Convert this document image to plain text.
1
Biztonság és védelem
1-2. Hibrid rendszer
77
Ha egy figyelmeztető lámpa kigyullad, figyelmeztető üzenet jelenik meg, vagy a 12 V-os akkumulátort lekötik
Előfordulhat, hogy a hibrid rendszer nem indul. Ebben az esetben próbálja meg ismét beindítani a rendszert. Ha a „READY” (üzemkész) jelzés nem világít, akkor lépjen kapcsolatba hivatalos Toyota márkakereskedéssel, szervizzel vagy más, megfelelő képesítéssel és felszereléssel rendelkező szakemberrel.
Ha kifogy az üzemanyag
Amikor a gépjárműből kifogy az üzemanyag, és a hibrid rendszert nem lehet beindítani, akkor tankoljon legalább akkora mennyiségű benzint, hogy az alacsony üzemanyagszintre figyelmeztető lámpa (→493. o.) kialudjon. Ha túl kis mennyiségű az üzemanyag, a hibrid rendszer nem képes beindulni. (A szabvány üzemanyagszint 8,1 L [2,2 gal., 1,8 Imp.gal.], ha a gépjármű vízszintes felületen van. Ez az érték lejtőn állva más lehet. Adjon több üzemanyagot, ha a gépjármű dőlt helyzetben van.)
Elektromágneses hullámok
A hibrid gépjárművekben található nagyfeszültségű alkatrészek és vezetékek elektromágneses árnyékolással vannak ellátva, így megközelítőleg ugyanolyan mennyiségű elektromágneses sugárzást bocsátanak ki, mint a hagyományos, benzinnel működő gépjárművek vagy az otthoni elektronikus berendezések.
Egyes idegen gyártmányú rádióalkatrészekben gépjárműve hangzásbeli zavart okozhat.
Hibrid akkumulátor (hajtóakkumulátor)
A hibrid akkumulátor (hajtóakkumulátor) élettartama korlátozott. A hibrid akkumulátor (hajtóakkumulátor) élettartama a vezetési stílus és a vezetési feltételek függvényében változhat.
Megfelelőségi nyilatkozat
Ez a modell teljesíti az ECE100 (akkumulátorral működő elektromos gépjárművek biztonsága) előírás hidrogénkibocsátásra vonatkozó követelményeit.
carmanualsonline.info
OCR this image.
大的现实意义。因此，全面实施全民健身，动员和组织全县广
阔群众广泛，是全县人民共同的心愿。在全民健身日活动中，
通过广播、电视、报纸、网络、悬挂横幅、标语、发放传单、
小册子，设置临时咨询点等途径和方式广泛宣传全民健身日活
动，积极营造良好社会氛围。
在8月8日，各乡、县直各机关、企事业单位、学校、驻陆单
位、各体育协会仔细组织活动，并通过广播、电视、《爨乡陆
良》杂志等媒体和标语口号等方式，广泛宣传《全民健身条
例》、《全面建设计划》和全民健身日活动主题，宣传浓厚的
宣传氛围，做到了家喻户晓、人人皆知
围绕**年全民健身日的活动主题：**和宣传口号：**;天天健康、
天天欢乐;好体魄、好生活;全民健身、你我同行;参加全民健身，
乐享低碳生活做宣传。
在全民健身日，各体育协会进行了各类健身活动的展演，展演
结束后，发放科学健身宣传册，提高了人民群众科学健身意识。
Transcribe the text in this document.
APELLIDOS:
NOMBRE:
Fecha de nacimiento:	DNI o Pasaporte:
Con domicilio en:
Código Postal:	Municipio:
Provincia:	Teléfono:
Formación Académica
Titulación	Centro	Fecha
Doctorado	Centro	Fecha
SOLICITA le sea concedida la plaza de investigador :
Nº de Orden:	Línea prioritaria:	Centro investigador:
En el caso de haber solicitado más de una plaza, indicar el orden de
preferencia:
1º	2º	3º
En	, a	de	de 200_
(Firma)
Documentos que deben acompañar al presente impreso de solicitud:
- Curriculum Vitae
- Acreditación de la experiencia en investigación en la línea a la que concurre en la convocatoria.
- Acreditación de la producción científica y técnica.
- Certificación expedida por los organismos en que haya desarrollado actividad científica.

* * *

• **GOAL OF THE EXERCISE**: Each record above should be returned exactly as it appears.

• **TASK ANSWER**:
Convert this document image to plain text.
1
Biztonság és védelem
1-2. Hibrid rendszer
77
Ha egy figyelmeztető lámpa kigyullad, figyelmeztető üzenet jelenik meg, vagy a 12 V-os akkumulátort lekötik
Előfordulhat, hogy a hibrid rendszer nem indul. Ebben az esetben próbálja meg ismét beindítani a rendszert. Ha a „READY” (üzemkész) jelzés nem világít, akkor lépjen kapcsolatba hivatalos Toyota márkakereskedéssel, szervizzel vagy más, megfelelő képesítéssel és felszereléssel rendelkező szakemberrel.
Ha kifogy az üzemanyag
Amikor a gépjárműből kifogy az üzemanyag, és a hibrid rendszert nem lehet beindítani, akkor tankoljon legalább akkora mennyiségű benzint, hogy az alacsony üzemanyagszintre figyelmeztető lámpa (→493. o.) kialudjon. Ha túl kis mennyiségű az üzemanyag, a hibrid rendszer nem képes beindulni. (A szabvány üzemanyagszint 8,1 L [2,2 gal., 1,8 Imp.gal.], ha a gépjármű vízszintes felületen van. Ez az érték lejtőn állva más lehet. Adjon több üzemanyagot, ha a gépjármű dőlt helyzetben van.)
Elektromágneses hullámok
A hibrid gépjárművekben található nagyfeszültségű alkatrészek és vezetékek elektromágneses árnyékolással vannak ellátva, így megközelítőleg ugyanolyan mennyiségű elektromágneses sugárzást bocsátanak ki, mint a hagyományos, benzinnel működő gépjárművek vagy az otthoni elektronikus berendezések.
Egyes idegen gyártmányú rádióalkatrészekben gépjárműve hangzásbeli zavart okozhat.
Hibrid akkumulátor (hajtóakkumulátor)
A hibrid akkumulátor (hajtóakkumulátor) élettartama korlátozott. A hibrid akkumulátor (hajtóakkumulátor) élettartama a vezetési stílus és a vezetési feltételek függvényében változhat.
Megfelelőségi nyilatkozat
Ez a modell teljesíti az ECE100 (akkumulátorral működő elektromos gépjárművek biztonsága) előírás hidrogénkibocsátásra vonatkozó követelményeit.
carmanualsonline.info
OCR this image.
大的现实意义。因此，全面实施全民健身，动员和组织全县广
阔群众广泛，是全县人民共同的心愿。在全民健身日活动中，
通过广播、电视、报纸、网络、悬挂横幅、标语、发放传单、
小册子，设置临时咨询点等途径和方式广泛宣传全民健身日活
动，积极营造良好社会氛围。
在8月8日，各乡、县直各机关、企事业单位、学校、驻陆单
位、各体育协会仔细组织活动，并通过广播、电视、《爨乡陆
良》杂志等媒体和标语口号等方式，广泛宣传《全民健身条
例》、《全面建设计划》和全民健身日活动主题，宣传浓厚的
宣传氛围，做到了家喻户晓、人人皆知
围绕**年全民健身日的活动主题：**和宣传口号：**;天天健康、
天天欢乐;好体魄、好生活;全民健身、你我同行;参加全民健身，
乐享低碳生活做宣传。
在全民健身日，各体育协会进行了各类健身活动的展演，展演
结束后，发放科学健身宣传册，提高了人民群众科学健身意识。
Transcribe the text in this document.
APELLIDOS:
NOMBRE:
Fecha de nacimiento:	DNI o Pasaporte:
Con domicilio en:
Código Postal:	Municipio:
Provincia:	Teléfono:
Formación Académica
Titulación	Centro	Fecha
Doctorado	Centro	Fecha
SOLICITA le sea concedida la plaza de investigador :
Nº de Orden:	Línea prioritaria:	Centro investigador:
En el caso de haber solicitado más de una plaza, indicar el orden de
preferencia:
1º	2º	3º
En	, a	de	de 200_
(Firma)
Documentos que deben acompañar al presente impreso de solicitud:
- Curriculum Vitae
- Acreditación de la experiencia en investigación en la línea a la que concurre en la convocatoria.
- Acreditación de la producción científica y técnica.
- Certificación expedida por los organismos en que haya desarrollado actividad científica.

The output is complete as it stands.